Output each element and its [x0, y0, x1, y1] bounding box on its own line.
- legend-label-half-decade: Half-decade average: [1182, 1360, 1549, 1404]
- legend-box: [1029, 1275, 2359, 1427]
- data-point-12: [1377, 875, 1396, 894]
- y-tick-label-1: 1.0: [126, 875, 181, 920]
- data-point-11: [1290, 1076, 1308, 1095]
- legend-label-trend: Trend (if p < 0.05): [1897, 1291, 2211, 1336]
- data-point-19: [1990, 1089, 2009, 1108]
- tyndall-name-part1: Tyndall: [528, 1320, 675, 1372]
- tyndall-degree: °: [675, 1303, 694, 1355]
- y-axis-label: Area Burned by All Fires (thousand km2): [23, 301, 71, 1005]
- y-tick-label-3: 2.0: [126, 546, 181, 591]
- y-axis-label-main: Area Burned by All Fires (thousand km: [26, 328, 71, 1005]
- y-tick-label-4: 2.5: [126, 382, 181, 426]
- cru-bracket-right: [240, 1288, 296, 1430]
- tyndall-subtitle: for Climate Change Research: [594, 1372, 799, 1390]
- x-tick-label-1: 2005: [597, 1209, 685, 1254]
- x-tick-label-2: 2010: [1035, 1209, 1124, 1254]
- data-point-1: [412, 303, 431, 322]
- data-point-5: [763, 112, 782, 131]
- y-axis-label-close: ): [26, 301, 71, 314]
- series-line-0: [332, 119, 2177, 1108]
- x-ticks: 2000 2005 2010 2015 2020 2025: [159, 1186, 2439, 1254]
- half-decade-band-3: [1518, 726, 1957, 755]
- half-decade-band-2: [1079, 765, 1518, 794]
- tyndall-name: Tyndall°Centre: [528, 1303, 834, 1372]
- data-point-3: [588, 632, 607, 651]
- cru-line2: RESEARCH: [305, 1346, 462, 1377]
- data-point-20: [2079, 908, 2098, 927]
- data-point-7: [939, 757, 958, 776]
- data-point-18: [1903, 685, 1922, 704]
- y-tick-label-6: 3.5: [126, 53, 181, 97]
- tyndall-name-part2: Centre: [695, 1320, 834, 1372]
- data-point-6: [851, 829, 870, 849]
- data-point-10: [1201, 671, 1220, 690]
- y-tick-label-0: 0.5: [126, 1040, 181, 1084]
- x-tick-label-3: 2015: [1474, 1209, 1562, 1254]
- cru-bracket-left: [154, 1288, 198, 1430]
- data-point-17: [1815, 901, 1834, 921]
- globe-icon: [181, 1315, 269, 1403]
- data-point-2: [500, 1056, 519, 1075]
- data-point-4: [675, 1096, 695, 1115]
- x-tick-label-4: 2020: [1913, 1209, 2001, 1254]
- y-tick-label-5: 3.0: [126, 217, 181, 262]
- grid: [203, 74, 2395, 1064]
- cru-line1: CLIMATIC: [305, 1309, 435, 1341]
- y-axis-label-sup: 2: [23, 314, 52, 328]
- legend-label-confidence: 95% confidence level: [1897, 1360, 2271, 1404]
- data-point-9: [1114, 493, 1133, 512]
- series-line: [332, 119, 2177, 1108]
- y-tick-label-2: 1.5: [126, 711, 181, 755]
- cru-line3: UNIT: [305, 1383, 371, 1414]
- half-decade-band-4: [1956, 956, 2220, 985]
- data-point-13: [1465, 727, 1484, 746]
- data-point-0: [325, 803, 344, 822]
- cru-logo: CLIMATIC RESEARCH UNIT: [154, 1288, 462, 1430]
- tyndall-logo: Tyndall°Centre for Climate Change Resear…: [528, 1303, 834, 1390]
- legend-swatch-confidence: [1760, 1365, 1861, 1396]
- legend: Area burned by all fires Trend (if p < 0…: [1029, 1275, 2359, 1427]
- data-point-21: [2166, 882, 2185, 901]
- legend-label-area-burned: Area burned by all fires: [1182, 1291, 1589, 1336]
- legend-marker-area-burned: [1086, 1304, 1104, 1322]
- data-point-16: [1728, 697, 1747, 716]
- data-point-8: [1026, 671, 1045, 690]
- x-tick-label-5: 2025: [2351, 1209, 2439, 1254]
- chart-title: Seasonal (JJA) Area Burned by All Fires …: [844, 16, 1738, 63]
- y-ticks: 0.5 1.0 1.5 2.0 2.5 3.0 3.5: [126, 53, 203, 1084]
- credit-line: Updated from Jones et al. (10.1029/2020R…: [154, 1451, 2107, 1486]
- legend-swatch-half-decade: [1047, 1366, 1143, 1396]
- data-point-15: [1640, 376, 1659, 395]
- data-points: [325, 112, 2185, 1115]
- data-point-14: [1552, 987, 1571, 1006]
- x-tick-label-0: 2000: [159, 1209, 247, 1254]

**********

Lay out the lines of the items as a JSON list of strings, one string per line with blank lines omitted, starting with the first line of the items and going on through the line that contains "- tyndall-degree: °: [675, 1303, 694, 1355]".

[
  "Output each element and its [x0, y0, x1, y1] bounding box on its own line.",
  "- legend-label-half-decade: Half-decade average: [1182, 1360, 1549, 1404]",
  "- legend-box: [1029, 1275, 2359, 1427]",
  "- data-point-12: [1377, 875, 1396, 894]",
  "- y-tick-label-1: 1.0: [126, 875, 181, 920]",
  "- data-point-11: [1290, 1076, 1308, 1095]",
  "- legend-label-trend: Trend (if p < 0.05): [1897, 1291, 2211, 1336]",
  "- data-point-19: [1990, 1089, 2009, 1108]",
  "- tyndall-name-part1: Tyndall: [528, 1320, 675, 1372]",
  "- tyndall-degree: °: [675, 1303, 694, 1355]"
]